*Stated exercise*. Extract each line of the data and write it out again exactly.

*Records that describe figures*.
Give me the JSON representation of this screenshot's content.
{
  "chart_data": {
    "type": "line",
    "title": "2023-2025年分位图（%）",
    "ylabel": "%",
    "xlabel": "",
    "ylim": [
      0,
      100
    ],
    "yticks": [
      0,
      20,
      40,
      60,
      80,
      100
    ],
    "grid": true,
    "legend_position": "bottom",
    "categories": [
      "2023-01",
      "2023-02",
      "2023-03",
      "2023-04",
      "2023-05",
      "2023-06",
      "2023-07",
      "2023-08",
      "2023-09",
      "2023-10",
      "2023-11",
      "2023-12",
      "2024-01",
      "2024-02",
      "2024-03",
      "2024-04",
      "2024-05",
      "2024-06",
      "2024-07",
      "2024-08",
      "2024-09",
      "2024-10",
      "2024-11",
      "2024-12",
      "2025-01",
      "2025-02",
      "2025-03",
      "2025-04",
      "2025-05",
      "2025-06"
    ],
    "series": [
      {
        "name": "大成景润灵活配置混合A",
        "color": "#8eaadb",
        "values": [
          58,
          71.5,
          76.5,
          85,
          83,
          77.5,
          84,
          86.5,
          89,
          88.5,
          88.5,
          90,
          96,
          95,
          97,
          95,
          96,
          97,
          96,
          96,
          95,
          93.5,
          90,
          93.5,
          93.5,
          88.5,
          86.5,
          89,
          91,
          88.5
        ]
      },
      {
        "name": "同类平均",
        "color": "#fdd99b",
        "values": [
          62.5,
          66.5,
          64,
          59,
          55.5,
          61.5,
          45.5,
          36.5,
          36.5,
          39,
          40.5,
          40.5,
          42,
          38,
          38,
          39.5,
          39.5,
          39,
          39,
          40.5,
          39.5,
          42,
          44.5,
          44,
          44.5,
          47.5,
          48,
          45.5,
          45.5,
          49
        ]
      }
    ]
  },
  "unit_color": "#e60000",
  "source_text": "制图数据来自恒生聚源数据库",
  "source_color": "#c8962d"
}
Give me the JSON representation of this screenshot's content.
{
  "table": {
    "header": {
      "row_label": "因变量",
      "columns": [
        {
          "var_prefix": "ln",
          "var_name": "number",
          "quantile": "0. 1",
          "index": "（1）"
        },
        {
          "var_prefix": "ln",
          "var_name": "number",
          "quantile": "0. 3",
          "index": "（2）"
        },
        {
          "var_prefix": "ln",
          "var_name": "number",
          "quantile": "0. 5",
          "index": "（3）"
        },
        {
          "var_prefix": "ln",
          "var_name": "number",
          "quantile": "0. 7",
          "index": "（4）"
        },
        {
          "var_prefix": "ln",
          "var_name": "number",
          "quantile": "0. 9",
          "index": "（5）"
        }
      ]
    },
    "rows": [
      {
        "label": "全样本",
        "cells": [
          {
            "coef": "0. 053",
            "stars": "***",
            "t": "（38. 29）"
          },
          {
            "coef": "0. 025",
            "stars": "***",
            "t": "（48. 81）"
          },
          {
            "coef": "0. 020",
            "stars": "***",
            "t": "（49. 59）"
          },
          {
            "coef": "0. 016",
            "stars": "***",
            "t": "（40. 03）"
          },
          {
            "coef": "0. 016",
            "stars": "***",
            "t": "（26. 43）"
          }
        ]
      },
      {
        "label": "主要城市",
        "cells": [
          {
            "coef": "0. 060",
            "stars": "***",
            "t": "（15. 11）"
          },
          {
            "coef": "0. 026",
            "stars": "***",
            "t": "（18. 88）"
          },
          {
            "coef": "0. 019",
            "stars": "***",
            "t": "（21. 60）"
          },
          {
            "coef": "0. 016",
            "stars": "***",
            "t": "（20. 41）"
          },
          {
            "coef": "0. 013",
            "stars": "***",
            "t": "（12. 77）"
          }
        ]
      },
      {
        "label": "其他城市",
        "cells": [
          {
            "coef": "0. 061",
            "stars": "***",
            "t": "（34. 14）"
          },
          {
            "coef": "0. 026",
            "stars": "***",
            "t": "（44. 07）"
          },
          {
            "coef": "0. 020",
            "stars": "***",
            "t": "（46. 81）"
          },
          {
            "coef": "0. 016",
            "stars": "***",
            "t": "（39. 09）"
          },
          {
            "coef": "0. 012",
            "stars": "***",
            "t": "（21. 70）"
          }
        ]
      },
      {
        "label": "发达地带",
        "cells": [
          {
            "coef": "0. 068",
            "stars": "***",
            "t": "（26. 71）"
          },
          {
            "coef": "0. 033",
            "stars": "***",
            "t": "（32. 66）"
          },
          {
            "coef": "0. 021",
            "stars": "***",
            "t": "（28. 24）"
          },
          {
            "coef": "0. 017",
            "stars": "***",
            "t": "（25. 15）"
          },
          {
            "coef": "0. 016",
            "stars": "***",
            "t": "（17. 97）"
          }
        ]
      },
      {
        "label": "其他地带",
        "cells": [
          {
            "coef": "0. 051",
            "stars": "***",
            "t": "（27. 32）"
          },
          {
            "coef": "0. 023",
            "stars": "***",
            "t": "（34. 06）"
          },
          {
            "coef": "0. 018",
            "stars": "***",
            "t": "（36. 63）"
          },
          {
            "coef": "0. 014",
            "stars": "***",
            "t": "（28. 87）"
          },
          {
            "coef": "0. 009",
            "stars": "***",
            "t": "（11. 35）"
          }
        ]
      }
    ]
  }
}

*Solution for this problem*.
Give me the JSON representation of this screenshot's content.
{
  "chart_data": {
    "type": "line",
    "title": "2023-2025年分位图（%）",
    "ylabel": "%",
    "xlabel": "",
    "ylim": [
      0,
      100
    ],
    "yticks": [
      0,
      20,
      40,
      60,
      80,
      100
    ],
    "grid": true,
    "legend_position": "bottom",
    "categories": [
      "2023-01",
      "2023-02",
      "2023-03",
      "2023-04",
      "2023-05",
      "2023-06",
      "2023-07",
      "2023-08",
      "2023-09",
      "2023-10",
      "2023-11",
      "2023-12",
      "2024-01",
      "2024-02",
      "2024-03",
      "2024-04",
      "2024-05",
      "2024-06",
      "2024-07",
      "2024-08",
      "2024-09",
      "2024-10",
      "2024-11",
      "2024-12",
      "2025-01",
      "2025-02",
      "2025-03",
      "2025-04",
      "2025-05",
      "2025-06"
    ],
    "series": [
      {
        "name": "大成景润灵活配置混合A",
        "color": "#8eaadb",
        "values": [
          58,
          71.5,
          76.5,
          85,
          83,
          77.5,
          84,
          86.5,
          89,
          88.5,
          88.5,
          90,
          96,
          95,
          97,
          95,
          96,
          97,
          96,
          96,
          95,
          93.5,
          90,
          93.5,
          93.5,
          88.5,
          86.5,
          89,
          91,
          88.5
        ]
      },
      {
        "name": "同类平均",
        "color": "#fdd99b",
        "values": [
          62.5,
          66.5,
          64,
          59,
          55.5,
          61.5,
          45.5,
          36.5,
          36.5,
          39,
          40.5,
          40.5,
          42,
          38,
          38,
          39.5,
          39.5,
          39,
          39,
          40.5,
          39.5,
          42,
          44.5,
          44,
          44.5,
          47.5,
          48,
          45.5,
          45.5,
          49
        ]
      }
    ]
  },
  "unit_color": "#e60000",
  "source_text": "制图数据来自恒生聚源数据库",
  "source_color": "#c8962d"
}
Give me the JSON representation of this screenshot's content.
{
  "table": {
    "header": {
      "row_label": "因变量",
      "columns": [
        {
          "var_prefix": "ln",
          "var_name": "number",
          "quantile": "0. 1",
          "index": "（1）"
        },
        {
          "var_prefix": "ln",
          "var_name": "number",
          "quantile": "0. 3",
          "index": "（2）"
        },
        {
          "var_prefix": "ln",
          "var_name": "number",
          "quantile": "0. 5",
          "index": "（3）"
        },
        {
          "var_prefix": "ln",
          "var_name": "number",
          "quantile": "0. 7",
          "index": "（4）"
        },
        {
          "var_prefix": "ln",
          "var_name": "number",
          "quantile": "0. 9",
          "index": "（5）"
        }
      ]
    },
    "rows": [
      {
        "label": "全样本",
        "cells": [
          {
            "coef": "0. 053",
            "stars": "***",
            "t": "（38. 29）"
          },
          {
            "coef": "0. 025",
            "stars": "***",
            "t": "（48. 81）"
          },
          {
            "coef": "0. 020",
            "stars": "***",
            "t": "（49. 59）"
          },
          {
            "coef": "0. 016",
            "stars": "***",
            "t": "（40. 03）"
          },
          {
            "coef": "0. 016",
            "stars": "***",
            "t": "（26. 43）"
          }
        ]
      },
      {
        "label": "主要城市",
        "cells": [
          {
            "coef": "0. 060",
            "stars": "***",
            "t": "（15. 11）"
          },
          {
            "coef": "0. 026",
            "stars": "***",
            "t": "（18. 88）"
          },
          {
            "coef": "0. 019",
            "stars": "***",
            "t": "（21. 60）"
          },
          {
            "coef": "0. 016",
            "stars": "***",
            "t": "（20. 41）"
          },
          {
            "coef": "0. 013",
            "stars": "***",
            "t": "（12. 77）"
          }
        ]
      },
      {
        "label": "其他城市",
        "cells": [
          {
            "coef": "0. 061",
            "stars": "***",
            "t": "（34. 14）"
          },
          {
            "coef": "0. 026",
            "stars": "***",
            "t": "（44. 07）"
          },
          {
            "coef": "0. 020",
            "stars": "***",
            "t": "（46. 81）"
          },
          {
            "coef": "0. 016",
            "stars": "***",
            "t": "（39. 09）"
          },
          {
            "coef": "0. 012",
            "stars": "***",
            "t": "（21. 70）"
          }
        ]
      },
      {
        "label": "发达地带",
        "cells": [
          {
            "coef": "0. 068",
            "stars": "***",
            "t": "（26. 71）"
          },
          {
            "coef": "0. 033",
            "stars": "***",
            "t": "（32. 66）"
          },
          {
            "coef": "0. 021",
            "stars": "***",
            "t": "（28. 24）"
          },
          {
            "coef": "0. 017",
            "stars": "***",
            "t": "（25. 15）"
          },
          {
            "coef": "0. 016",
            "stars": "***",
            "t": "（17. 97）"
          }
        ]
      },
      {
        "label": "其他地带",
        "cells": [
          {
            "coef": "0. 051",
            "stars": "***",
            "t": "（27. 32）"
          },
          {
            "coef": "0. 023",
            "stars": "***",
            "t": "（34. 06）"
          },
          {
            "coef": "0. 018",
            "stars": "***",
            "t": "（36. 63）"
          },
          {
            "coef": "0. 014",
            "stars": "***",
            "t": "（28. 87）"
          },
          {
            "coef": "0. 009",
            "stars": "***",
            "t": "（11. 35）"
          }
        ]
      }
    ]
  }
}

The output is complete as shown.